DA SVOLGERE:
Nel ricordo di Pietro Anastasi riportato più sotto, di quali squadre di calcio si parla durante la telefonata?

DOCUMENTO DI ORIGINE:
****************
La risposta, un cortese «La ringrazio ma non mi è possibile», disegnava il ritratto una persona stanca, in difficoltà. Anastasi – lo scoprii poi – era già malato da tempo. Contemporaneamente, un mio collega trovò l’ultimo ospite, quindi la scaletta era comunque completata. Ero pronto a concludere la telefonata per togliere il disturbo ma, inaspettatamente, quel simpatico signore, un campione nato e vincente di professione, iniziò a scherzare e ridere insieme a me. Forse voleva compagnia, o magari semplicemente non aveva di meglio da fare.
Così restai a parlare con Pietro Anastasi per qualche minuto. E mi raccontò tante cose, seppur in poco tempo. Parlammo della Juventus, del Napoli, degli attaccanti di oggi, così uguali e diversi rispetto a quelli di ieri. Lui faceva parte di un pallone diverso, che a tratti oggi sembra quasi anacronistico. Ma che, contemporaneamente, conserva ancora alcune caratteristiche riproposte in maniera ciclica. Ci salutammo, io con grande rispetto e lui con incredibile umiltà. Quella è stata la prima, ultima e unica volta in cui ho parlato con Pietro Anastasi.
Una persona allegra, squisita, che in un mondo di merda in cui ogni primadonna fa spallucce in maniera poco collaborativa aveva scelto di dedicare qualche minuto a un signor nessuno come me. Dandomi ragione, perché avevo sempre pensato che – nonostante il cinismo dilagante in questo mestiere – si potesse ancora far leva su gentilezza, calore umano, cortesia.
Grazie Pietro. Tu potresti aver già dimenticato. Ma io non ti dimenticherò mai.
****************
DATI FORNITI:
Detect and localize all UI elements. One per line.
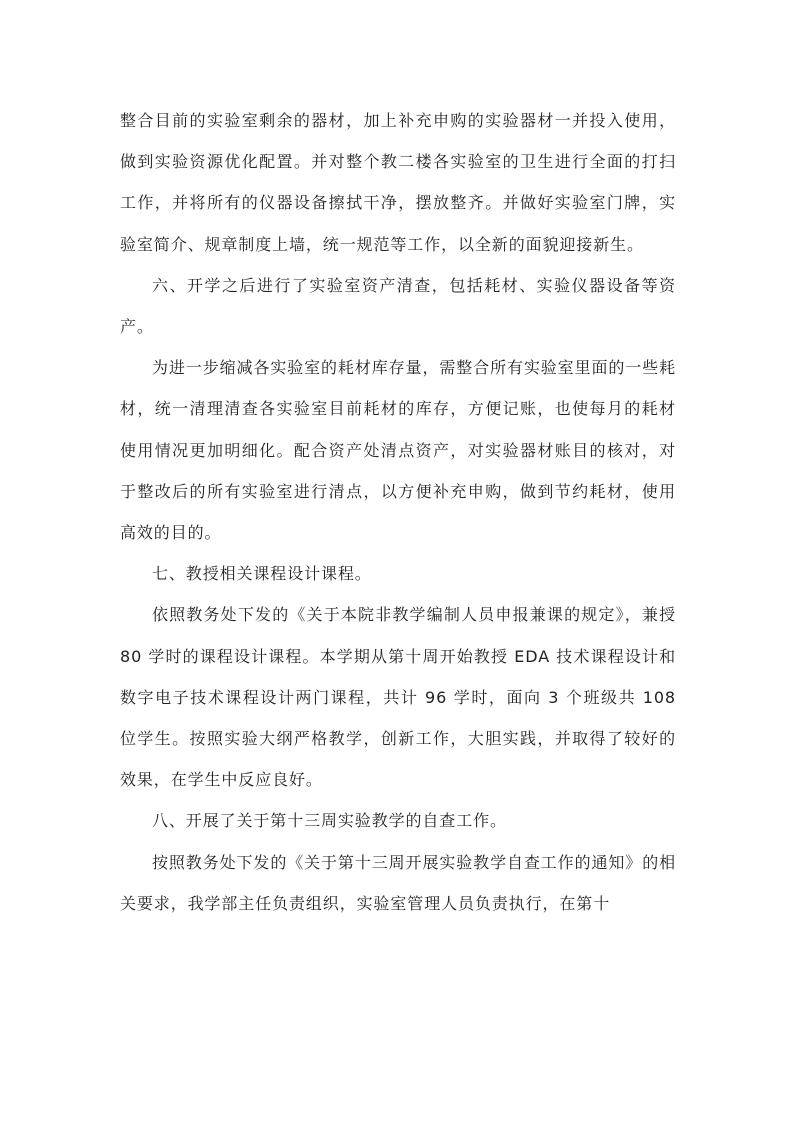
****************
SOLUZIONE:
Della Juventus e del Napoli.